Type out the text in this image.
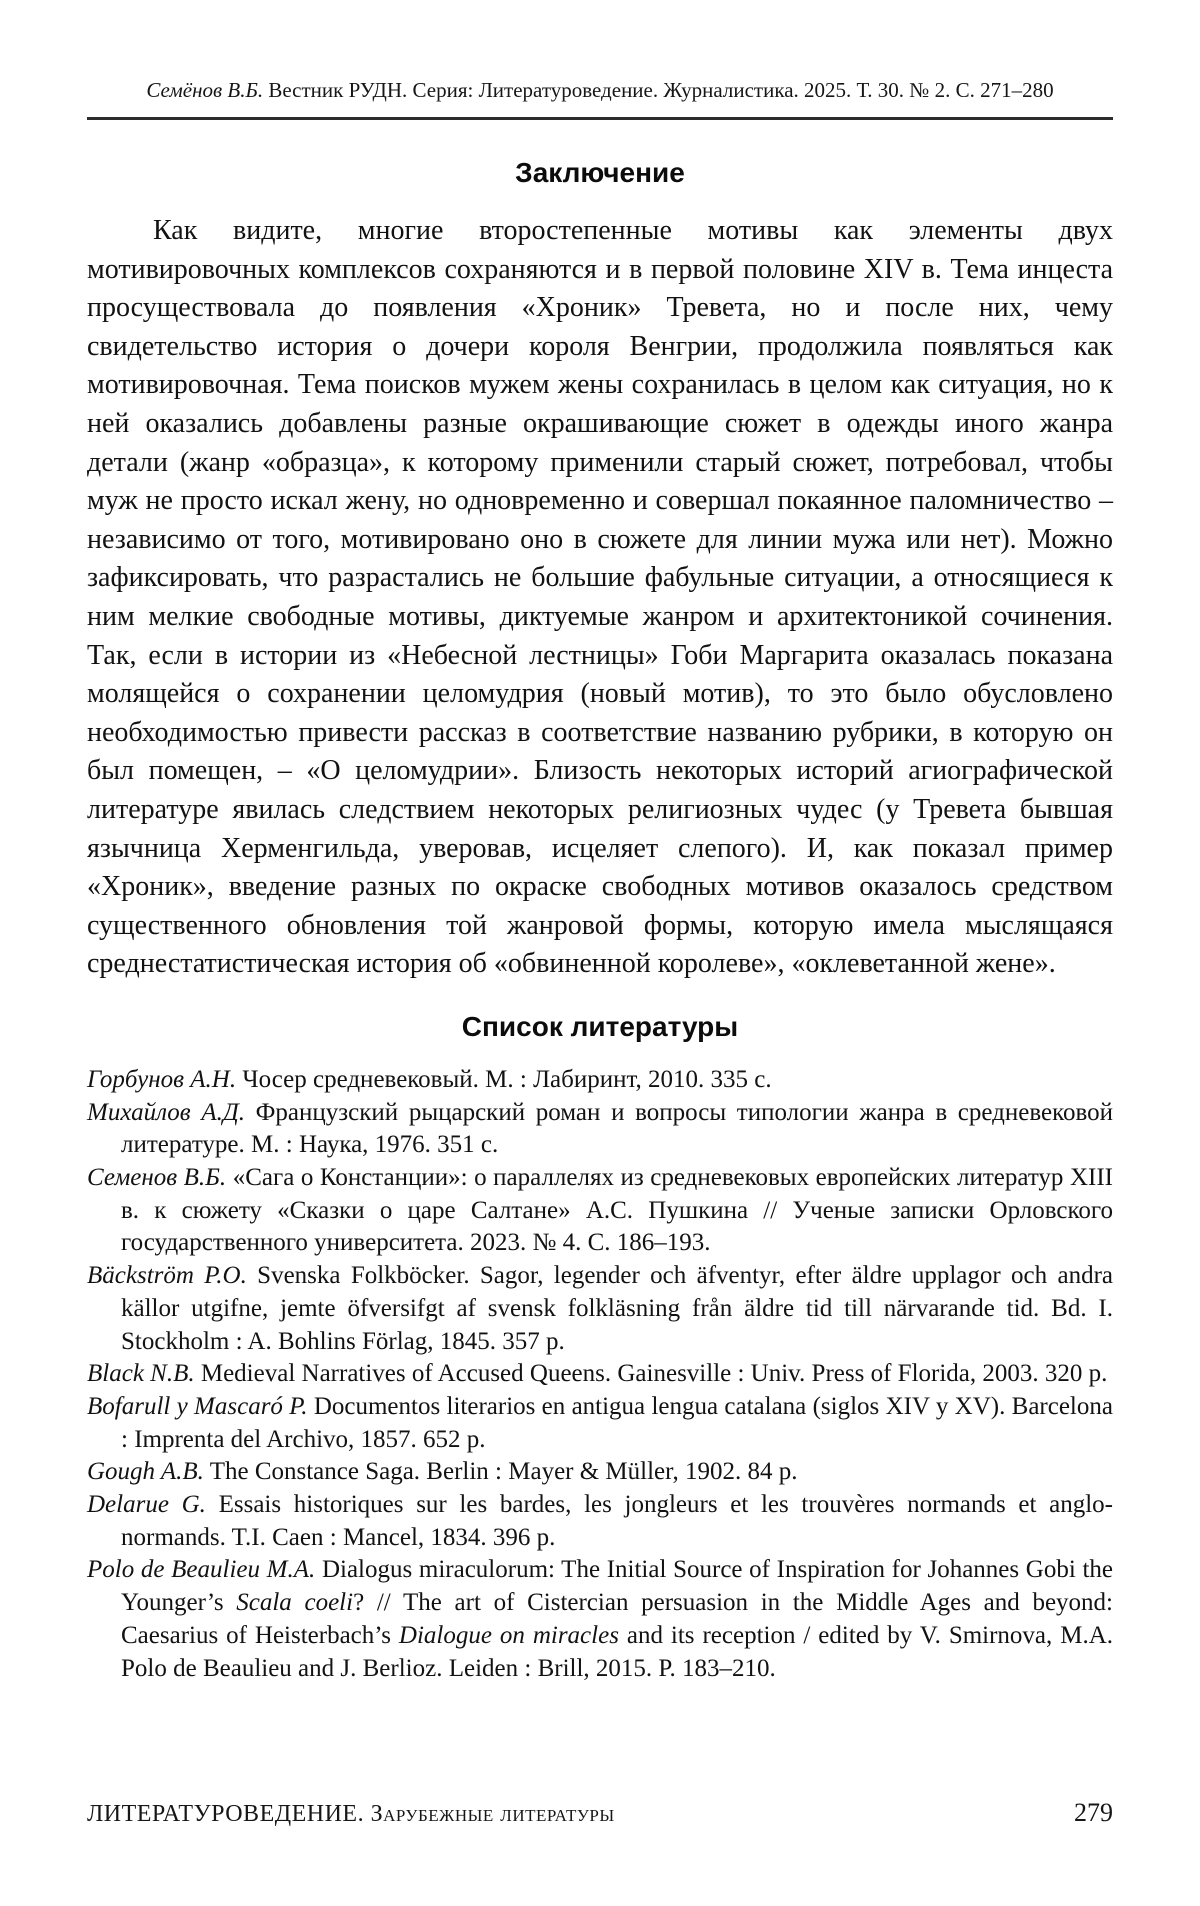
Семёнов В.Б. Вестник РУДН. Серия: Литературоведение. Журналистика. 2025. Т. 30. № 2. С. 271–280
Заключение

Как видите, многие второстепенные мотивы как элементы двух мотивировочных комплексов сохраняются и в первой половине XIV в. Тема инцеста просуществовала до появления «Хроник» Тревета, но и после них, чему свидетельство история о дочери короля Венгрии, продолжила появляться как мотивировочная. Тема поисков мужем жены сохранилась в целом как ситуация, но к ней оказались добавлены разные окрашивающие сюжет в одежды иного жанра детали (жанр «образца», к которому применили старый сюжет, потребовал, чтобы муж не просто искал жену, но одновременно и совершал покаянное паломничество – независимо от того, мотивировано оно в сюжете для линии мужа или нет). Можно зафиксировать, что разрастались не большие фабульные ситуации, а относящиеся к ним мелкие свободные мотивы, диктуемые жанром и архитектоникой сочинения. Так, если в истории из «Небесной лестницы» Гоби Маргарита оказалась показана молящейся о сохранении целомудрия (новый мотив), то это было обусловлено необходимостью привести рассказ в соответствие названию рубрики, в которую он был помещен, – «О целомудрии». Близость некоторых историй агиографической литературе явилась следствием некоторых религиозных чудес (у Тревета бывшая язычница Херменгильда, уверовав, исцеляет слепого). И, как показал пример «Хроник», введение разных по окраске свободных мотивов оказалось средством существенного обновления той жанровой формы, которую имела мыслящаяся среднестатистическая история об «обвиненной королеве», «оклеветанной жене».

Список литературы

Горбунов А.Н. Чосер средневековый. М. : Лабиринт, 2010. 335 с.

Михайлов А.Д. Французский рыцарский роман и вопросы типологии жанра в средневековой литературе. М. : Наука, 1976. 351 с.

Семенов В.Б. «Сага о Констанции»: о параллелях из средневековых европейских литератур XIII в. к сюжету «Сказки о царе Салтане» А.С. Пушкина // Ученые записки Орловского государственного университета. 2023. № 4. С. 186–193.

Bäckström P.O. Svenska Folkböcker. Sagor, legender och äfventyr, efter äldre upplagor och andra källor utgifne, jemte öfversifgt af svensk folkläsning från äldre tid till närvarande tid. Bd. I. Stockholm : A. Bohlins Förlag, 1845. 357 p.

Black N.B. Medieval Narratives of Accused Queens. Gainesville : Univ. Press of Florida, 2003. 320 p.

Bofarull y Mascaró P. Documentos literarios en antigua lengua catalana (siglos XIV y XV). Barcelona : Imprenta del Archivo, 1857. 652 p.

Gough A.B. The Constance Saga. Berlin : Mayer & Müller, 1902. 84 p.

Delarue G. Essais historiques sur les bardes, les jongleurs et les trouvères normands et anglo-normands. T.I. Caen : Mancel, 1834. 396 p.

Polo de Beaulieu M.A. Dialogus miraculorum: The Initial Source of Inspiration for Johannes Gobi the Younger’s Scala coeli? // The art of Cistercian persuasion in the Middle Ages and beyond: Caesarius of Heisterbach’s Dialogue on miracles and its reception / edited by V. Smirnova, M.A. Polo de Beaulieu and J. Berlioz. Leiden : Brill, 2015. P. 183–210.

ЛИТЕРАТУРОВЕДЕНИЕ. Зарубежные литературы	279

_____

» **EXERCISE PROMPT**
Omit the pictures. Transcribe every record exactly.

» **COMPLETE ANSWER**
Type out the text in this image.
Семёнов В.Б. Вестник РУДН. Серия: Литературоведение. Журналистика. 2025. Т. 30. № 2. С. 271–280
Заключение

Как видите, многие второстепенные мотивы как элементы двух мотивировочных комплексов сохраняются и в первой половине XIV в. Тема инцеста просуществовала до появления «Хроник» Тревета, но и после них, чему свидетельство история о дочери короля Венгрии, продолжила появляться как мотивировочная. Тема поисков мужем жены сохранилась в целом как ситуация, но к ней оказались добавлены разные окрашивающие сюжет в одежды иного жанра детали (жанр «образца», к которому применили старый сюжет, потребовал, чтобы муж не просто искал жену, но одновременно и совершал покаянное паломничество – независимо от того, мотивировано оно в сюжете для линии мужа или нет). Можно зафиксировать, что разрастались не большие фабульные ситуации, а относящиеся к ним мелкие свободные мотивы, диктуемые жанром и архитектоникой сочинения. Так, если в истории из «Небесной лестницы» Гоби Маргарита оказалась показана молящейся о сохранении целомудрия (новый мотив), то это было обусловлено необходимостью привести рассказ в соответствие названию рубрики, в которую он был помещен, – «О целомудрии». Близость некоторых историй агиографической литературе явилась следствием некоторых религиозных чудес (у Тревета бывшая язычница Херменгильда, уверовав, исцеляет слепого). И, как показал пример «Хроник», введение разных по окраске свободных мотивов оказалось средством существенного обновления той жанровой формы, которую имела мыслящаяся среднестатистическая история об «обвиненной королеве», «оклеветанной жене».

Список литературы

Горбунов А.Н. Чосер средневековый. М. : Лабиринт, 2010. 335 с.

Михайлов А.Д. Французский рыцарский роман и вопросы типологии жанра в средневековой литературе. М. : Наука, 1976. 351 с.

Семенов В.Б. «Сага о Констанции»: о параллелях из средневековых европейских литератур XIII в. к сюжету «Сказки о царе Салтане» А.С. Пушкина // Ученые записки Орловского государственного университета. 2023. № 4. С. 186–193.

Bäckström P.O. Svenska Folkböcker. Sagor, legender och äfventyr, efter äldre upplagor och andra källor utgifne, jemte öfversifgt af svensk folkläsning från äldre tid till närvarande tid. Bd. I. Stockholm : A. Bohlins Förlag, 1845. 357 p.

Black N.B. Medieval Narratives of Accused Queens. Gainesville : Univ. Press of Florida, 2003. 320 p.

Bofarull y Mascaró P. Documentos literarios en antigua lengua catalana (siglos XIV y XV). Barcelona : Imprenta del Archivo, 1857. 652 p.

Gough A.B. The Constance Saga. Berlin : Mayer & Müller, 1902. 84 p.

Delarue G. Essais historiques sur les bardes, les jongleurs et les trouvères normands et anglo-normands. T.I. Caen : Mancel, 1834. 396 p.

Polo de Beaulieu M.A. Dialogus miraculorum: The Initial Source of Inspiration for Johannes Gobi the Younger’s Scala coeli? // The art of Cistercian persuasion in the Middle Ages and beyond: Caesarius of Heisterbach’s Dialogue on miracles and its reception / edited by V. Smirnova, M.A. Polo de Beaulieu and J. Berlioz. Leiden : Brill, 2015. P. 183–210.

ЛИТЕРАТУРОВЕДЕНИЕ. Зарубежные литературы	279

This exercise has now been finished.